*Description of the task*: Copy the data from its first line through the line with "nav-patrons-exhibitors[interactable]: PATRONS /", changing "slider-pagination" to "slider-indicators" and keeping everything else the same.

□ □ □ □ □

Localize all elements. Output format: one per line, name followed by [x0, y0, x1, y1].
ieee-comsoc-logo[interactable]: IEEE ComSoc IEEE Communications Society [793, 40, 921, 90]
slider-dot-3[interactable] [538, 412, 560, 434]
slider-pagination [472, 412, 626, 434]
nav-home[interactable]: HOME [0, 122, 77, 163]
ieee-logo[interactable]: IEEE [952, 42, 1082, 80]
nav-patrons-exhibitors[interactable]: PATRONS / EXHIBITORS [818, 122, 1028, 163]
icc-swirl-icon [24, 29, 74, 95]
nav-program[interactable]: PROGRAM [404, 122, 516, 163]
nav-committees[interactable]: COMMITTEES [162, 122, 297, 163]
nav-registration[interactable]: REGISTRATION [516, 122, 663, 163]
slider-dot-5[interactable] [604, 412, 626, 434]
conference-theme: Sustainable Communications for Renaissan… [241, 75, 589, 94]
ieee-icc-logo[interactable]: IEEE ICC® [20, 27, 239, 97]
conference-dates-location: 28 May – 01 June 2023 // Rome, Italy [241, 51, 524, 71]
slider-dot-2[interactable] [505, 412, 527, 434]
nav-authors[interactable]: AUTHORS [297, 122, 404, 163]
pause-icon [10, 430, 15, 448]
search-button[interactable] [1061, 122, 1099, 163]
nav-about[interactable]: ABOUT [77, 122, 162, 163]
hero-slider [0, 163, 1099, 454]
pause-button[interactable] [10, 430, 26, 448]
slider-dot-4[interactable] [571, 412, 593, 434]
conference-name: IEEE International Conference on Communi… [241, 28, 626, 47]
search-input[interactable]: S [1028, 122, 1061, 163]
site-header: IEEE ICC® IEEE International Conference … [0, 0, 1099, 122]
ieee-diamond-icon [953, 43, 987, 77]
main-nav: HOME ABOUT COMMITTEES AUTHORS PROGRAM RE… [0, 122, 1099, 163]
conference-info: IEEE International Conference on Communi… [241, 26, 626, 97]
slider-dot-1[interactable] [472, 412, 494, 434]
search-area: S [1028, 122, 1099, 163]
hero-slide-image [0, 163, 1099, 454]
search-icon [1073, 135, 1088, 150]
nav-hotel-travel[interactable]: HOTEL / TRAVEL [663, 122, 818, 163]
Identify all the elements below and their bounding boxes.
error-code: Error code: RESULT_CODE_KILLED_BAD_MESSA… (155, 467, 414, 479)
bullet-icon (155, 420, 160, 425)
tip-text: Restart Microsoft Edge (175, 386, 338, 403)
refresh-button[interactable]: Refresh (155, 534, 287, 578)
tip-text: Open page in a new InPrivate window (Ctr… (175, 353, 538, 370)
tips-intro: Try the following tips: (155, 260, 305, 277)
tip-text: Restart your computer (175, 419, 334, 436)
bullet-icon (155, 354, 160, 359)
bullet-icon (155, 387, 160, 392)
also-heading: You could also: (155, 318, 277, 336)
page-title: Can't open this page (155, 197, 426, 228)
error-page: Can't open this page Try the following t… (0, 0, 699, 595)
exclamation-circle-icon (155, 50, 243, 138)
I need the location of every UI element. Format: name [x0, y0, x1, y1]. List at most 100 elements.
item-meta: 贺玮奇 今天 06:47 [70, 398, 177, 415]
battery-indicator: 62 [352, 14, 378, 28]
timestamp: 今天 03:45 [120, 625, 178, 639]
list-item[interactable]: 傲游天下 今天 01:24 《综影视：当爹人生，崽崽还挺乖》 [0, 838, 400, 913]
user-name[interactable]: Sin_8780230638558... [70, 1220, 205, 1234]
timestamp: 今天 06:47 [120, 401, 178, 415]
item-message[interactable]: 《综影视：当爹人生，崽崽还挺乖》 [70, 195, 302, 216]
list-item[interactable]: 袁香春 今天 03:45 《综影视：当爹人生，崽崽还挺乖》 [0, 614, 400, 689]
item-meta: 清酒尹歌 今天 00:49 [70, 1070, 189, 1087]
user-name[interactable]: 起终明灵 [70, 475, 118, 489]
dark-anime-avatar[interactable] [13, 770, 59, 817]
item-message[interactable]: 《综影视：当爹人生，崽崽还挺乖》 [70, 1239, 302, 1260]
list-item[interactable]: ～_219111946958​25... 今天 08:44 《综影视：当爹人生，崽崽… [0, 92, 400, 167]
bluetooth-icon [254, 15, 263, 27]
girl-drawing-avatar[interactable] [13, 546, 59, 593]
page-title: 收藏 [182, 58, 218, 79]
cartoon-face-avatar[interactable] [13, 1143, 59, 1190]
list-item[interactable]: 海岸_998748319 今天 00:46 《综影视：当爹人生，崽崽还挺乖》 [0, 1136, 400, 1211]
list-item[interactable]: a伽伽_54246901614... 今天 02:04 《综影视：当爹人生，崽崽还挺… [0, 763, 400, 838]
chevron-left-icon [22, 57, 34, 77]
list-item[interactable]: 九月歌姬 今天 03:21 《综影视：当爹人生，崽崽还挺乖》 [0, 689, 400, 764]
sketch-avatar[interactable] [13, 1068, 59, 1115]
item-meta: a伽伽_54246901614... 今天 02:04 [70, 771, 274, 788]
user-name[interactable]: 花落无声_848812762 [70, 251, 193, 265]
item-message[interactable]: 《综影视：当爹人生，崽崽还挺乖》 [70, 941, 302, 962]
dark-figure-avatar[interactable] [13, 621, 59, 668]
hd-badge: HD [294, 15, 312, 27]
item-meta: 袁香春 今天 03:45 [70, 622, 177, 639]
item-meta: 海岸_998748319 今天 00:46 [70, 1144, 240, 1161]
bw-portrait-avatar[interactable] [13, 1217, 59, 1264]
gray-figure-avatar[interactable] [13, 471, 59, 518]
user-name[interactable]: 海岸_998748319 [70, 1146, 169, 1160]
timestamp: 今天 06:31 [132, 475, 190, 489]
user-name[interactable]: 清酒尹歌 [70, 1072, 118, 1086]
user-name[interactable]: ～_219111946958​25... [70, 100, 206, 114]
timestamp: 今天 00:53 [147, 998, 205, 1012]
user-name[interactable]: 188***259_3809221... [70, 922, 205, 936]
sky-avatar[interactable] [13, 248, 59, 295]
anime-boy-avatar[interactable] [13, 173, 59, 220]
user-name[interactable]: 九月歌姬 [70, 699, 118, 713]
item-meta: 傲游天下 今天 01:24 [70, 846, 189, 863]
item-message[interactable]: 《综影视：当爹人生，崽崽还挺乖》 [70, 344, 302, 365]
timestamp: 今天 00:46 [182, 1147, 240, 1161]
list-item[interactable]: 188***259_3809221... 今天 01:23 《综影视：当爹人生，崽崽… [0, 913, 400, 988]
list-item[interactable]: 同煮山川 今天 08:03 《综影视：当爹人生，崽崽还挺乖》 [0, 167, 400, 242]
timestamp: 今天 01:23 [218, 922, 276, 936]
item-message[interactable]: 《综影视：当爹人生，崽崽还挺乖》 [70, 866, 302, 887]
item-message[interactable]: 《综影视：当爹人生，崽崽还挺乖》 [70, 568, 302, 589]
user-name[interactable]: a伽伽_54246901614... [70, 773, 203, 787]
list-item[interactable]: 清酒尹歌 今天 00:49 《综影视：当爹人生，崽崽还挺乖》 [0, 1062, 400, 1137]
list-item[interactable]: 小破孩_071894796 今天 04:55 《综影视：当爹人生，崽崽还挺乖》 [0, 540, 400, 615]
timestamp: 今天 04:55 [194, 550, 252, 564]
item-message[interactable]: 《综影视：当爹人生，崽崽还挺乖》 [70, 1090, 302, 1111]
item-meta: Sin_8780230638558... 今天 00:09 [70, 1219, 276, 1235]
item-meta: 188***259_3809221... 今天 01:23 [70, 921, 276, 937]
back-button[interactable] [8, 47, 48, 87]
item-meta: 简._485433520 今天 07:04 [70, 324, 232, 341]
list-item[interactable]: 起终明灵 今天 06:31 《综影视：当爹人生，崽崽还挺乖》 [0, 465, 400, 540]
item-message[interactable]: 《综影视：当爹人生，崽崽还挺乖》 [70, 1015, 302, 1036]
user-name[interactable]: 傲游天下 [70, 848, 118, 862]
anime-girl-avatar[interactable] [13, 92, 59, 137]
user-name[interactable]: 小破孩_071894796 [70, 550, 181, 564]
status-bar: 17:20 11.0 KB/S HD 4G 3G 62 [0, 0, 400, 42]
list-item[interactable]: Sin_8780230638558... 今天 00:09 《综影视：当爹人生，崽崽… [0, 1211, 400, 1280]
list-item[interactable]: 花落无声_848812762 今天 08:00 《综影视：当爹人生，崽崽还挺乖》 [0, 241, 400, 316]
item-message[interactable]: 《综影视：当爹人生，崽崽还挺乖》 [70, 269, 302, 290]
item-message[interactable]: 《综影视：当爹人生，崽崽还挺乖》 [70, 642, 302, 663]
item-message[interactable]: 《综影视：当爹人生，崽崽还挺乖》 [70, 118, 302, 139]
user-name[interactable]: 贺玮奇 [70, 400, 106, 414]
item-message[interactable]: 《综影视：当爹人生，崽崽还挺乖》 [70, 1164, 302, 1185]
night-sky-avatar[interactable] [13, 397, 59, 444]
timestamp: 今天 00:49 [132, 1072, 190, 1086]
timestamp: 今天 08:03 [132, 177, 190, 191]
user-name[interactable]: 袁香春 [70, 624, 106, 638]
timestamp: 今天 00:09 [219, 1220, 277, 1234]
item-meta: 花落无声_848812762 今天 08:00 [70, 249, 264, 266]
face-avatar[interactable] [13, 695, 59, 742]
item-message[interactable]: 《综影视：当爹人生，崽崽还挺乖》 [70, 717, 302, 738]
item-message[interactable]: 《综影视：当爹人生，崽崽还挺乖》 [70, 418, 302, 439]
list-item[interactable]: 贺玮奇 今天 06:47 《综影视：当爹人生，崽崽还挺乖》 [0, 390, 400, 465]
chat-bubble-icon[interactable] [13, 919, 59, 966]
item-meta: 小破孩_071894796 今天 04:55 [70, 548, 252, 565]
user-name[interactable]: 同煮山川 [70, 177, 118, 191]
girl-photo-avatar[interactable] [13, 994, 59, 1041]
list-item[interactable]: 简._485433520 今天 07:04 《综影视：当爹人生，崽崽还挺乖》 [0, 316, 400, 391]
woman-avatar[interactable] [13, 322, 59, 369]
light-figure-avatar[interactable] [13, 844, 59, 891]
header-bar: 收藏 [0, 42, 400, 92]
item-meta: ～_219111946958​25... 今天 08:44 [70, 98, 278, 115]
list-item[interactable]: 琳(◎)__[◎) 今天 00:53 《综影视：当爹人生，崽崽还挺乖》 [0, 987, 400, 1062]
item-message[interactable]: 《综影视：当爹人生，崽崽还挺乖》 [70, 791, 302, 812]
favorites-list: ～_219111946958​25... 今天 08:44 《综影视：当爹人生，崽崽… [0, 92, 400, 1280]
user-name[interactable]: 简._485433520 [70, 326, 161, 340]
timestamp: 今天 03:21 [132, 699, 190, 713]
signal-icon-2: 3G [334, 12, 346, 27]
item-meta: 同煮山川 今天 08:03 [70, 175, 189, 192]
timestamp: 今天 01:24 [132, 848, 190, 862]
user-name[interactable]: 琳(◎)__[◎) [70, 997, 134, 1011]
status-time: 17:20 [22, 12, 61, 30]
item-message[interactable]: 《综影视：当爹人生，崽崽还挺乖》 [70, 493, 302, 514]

□ □ □ □ □

*Response*:
Localize all elements. Output format: one per line, name followed by [x0, y0, x1, y1].
ieee-comsoc-logo[interactable]: IEEE ComSoc IEEE Communications Society [793, 40, 921, 90]
slider-dot-3[interactable] [538, 412, 560, 434]
slider-indicators [472, 412, 626, 434]
nav-home[interactable]: HOME [0, 122, 77, 163]
ieee-logo[interactable]: IEEE [952, 42, 1082, 80]
nav-patrons-exhibitors[interactable]: PATRONS / EXHIBITORS [818, 122, 1028, 163]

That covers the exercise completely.